## start ENTRIES SUPPLIED

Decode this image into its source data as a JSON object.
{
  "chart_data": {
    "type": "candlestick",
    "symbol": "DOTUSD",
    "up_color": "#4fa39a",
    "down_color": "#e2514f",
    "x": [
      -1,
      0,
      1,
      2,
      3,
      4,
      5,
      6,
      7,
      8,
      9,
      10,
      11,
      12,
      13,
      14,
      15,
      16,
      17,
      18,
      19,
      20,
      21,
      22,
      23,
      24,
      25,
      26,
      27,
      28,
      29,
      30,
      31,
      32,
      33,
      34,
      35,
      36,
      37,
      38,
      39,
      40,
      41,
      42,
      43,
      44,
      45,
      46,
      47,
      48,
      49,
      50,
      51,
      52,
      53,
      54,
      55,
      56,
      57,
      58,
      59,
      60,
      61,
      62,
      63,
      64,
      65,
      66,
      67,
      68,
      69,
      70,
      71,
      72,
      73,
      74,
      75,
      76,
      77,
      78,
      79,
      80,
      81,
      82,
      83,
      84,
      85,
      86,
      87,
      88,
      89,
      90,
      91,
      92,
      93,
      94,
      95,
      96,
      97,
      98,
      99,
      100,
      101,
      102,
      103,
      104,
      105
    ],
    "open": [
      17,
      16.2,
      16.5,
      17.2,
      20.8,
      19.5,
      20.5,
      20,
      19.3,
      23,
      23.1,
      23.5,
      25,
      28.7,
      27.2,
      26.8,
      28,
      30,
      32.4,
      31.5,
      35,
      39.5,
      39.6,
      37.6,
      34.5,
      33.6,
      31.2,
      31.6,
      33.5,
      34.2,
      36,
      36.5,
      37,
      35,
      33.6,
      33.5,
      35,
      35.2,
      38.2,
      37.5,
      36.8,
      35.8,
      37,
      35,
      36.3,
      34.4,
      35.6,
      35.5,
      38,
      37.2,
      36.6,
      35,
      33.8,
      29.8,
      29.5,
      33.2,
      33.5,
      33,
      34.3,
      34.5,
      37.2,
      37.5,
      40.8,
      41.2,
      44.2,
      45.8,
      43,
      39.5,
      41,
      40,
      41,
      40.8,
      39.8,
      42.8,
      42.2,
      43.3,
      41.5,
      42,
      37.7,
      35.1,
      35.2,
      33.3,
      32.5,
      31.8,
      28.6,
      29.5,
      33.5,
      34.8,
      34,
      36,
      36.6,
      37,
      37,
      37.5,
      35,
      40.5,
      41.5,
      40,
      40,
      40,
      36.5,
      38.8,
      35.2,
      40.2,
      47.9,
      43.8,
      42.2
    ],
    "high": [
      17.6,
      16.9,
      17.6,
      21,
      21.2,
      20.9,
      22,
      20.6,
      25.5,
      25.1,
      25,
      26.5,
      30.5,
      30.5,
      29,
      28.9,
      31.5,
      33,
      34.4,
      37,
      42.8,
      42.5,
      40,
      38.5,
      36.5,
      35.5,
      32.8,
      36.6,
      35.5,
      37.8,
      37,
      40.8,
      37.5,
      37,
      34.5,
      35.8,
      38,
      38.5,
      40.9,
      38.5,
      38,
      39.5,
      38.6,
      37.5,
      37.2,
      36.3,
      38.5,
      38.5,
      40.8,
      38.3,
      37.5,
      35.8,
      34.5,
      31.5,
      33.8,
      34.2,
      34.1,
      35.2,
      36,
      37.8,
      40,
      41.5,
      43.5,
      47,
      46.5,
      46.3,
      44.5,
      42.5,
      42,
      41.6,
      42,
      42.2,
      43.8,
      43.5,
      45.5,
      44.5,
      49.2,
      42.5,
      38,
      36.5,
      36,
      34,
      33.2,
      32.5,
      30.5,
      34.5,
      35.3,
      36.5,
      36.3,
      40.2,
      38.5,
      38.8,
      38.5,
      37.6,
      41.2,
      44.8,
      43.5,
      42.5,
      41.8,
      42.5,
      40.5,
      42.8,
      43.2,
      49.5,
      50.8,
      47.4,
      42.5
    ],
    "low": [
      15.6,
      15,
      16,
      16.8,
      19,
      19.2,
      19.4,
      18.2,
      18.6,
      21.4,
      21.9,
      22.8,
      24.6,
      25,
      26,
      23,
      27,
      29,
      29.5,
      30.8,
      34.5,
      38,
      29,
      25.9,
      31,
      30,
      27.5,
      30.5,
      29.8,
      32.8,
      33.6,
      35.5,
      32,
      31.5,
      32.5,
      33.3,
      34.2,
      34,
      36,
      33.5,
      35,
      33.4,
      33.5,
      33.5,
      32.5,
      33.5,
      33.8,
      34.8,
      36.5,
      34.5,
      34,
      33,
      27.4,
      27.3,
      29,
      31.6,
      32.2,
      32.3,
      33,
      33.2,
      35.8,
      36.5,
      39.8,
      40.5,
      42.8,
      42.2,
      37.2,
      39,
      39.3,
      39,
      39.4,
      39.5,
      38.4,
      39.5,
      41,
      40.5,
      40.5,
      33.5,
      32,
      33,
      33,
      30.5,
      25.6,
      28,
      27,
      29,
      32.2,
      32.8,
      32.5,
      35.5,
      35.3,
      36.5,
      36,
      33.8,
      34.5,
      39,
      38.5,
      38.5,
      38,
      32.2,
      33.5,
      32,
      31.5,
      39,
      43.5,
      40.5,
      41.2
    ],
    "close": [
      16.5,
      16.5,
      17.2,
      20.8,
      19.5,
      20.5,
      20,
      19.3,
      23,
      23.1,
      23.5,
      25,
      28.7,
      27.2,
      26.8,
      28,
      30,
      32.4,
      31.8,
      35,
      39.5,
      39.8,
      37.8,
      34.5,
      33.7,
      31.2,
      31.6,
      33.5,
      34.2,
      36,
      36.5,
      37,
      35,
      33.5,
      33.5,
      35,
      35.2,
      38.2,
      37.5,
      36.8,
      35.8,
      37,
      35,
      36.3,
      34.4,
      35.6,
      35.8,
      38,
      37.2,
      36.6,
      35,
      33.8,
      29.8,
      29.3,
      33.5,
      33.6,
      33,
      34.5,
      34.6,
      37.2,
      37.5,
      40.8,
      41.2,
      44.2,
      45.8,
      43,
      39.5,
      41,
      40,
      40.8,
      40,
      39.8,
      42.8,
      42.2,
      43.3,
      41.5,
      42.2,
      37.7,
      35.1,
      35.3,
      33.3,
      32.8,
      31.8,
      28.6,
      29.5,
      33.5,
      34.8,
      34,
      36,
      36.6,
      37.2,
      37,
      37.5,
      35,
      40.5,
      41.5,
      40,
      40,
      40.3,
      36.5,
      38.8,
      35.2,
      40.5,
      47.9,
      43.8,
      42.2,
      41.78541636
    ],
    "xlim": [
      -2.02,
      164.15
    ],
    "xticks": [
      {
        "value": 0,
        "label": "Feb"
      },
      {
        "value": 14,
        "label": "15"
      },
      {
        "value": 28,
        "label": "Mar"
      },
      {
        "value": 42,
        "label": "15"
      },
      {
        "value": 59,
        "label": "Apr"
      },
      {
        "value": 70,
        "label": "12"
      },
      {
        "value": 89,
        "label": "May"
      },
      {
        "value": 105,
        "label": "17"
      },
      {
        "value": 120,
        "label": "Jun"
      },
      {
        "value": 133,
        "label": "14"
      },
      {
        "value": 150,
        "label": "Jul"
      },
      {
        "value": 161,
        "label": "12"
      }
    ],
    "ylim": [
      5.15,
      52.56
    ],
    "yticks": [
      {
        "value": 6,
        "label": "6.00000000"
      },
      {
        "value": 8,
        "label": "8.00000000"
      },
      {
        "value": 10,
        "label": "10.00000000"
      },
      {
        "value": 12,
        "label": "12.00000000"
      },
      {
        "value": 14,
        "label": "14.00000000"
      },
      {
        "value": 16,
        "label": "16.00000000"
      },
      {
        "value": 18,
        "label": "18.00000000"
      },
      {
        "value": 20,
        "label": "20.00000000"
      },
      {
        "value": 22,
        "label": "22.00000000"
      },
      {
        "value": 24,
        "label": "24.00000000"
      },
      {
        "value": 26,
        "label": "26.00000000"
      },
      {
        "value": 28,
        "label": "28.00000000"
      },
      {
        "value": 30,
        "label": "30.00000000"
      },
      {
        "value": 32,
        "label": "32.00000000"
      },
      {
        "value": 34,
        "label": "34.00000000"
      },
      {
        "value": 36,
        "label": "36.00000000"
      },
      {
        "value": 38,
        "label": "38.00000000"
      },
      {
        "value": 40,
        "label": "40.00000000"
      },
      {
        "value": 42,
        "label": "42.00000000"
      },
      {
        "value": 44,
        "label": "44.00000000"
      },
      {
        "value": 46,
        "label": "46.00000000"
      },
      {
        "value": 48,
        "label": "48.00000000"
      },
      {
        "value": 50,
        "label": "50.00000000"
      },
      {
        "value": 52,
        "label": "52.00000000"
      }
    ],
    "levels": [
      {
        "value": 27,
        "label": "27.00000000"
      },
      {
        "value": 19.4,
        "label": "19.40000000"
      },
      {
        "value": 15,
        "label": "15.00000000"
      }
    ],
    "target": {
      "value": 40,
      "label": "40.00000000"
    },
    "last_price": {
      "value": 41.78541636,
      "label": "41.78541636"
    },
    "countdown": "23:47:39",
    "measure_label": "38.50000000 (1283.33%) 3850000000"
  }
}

## end ENTRIES SUPPLIED
## start ENTRIES SUPPLIED

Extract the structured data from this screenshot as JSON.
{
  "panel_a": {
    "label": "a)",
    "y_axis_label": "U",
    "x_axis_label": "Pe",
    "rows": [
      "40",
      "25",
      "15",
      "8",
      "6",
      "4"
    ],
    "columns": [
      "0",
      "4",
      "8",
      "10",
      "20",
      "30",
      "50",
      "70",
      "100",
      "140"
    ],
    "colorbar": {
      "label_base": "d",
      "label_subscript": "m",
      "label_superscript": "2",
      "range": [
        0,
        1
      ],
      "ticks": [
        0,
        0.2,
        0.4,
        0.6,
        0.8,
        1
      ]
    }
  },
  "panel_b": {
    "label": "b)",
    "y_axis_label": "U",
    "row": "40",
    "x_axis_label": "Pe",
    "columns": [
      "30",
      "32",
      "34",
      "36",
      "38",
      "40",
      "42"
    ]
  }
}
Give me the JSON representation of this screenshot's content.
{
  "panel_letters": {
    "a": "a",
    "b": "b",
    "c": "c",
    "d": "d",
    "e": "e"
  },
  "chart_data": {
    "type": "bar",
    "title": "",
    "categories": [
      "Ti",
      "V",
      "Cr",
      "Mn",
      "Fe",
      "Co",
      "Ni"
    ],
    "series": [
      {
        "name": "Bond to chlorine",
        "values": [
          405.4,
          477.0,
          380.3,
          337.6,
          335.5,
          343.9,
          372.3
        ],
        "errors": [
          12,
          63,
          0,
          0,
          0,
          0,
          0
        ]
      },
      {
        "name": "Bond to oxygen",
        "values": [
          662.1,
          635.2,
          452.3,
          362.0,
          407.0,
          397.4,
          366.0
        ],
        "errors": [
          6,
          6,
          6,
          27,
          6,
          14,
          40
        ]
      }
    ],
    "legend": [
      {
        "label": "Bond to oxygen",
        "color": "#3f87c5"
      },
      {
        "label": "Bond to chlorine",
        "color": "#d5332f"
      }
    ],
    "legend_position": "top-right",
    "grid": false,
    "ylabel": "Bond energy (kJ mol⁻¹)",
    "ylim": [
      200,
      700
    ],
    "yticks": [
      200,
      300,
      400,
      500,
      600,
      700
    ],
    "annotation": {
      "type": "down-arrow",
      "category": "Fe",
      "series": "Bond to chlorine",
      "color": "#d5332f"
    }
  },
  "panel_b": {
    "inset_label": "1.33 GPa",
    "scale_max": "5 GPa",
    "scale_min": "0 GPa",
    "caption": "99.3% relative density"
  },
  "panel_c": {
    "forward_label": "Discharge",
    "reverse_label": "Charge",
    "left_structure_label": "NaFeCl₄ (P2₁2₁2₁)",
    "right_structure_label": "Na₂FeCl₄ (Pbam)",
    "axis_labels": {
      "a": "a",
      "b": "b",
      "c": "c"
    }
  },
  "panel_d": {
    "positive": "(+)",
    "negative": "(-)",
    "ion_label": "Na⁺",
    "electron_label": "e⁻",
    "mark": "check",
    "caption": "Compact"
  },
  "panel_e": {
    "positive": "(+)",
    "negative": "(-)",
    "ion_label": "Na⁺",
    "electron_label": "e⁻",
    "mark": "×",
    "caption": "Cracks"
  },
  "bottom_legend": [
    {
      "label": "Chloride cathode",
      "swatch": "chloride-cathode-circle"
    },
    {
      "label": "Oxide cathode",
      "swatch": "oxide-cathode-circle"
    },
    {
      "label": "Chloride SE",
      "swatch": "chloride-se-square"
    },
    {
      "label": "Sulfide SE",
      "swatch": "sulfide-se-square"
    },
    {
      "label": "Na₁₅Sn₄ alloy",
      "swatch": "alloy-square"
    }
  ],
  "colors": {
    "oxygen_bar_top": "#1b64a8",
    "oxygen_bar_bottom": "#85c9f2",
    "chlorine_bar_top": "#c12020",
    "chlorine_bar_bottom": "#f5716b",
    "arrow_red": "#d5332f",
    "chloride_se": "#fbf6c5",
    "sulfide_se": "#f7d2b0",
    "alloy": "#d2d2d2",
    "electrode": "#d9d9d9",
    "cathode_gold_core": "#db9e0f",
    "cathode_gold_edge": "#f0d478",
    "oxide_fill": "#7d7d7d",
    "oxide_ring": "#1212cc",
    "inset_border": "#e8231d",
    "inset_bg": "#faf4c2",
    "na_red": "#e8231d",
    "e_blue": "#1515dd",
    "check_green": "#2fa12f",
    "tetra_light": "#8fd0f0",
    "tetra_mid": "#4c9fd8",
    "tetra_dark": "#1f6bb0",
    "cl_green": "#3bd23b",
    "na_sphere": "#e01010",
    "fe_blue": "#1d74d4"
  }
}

## end ENTRIES SUPPLIED

## [WRITTEN REQUEST]
Read through the entries and copy every line that includes "this".

## [WRITTEN RESPONSE]
Decode this image into its source data as a JSON object.
Extract the structured data from this screenshot as JSON.
Give me the JSON representation of this screenshot's content.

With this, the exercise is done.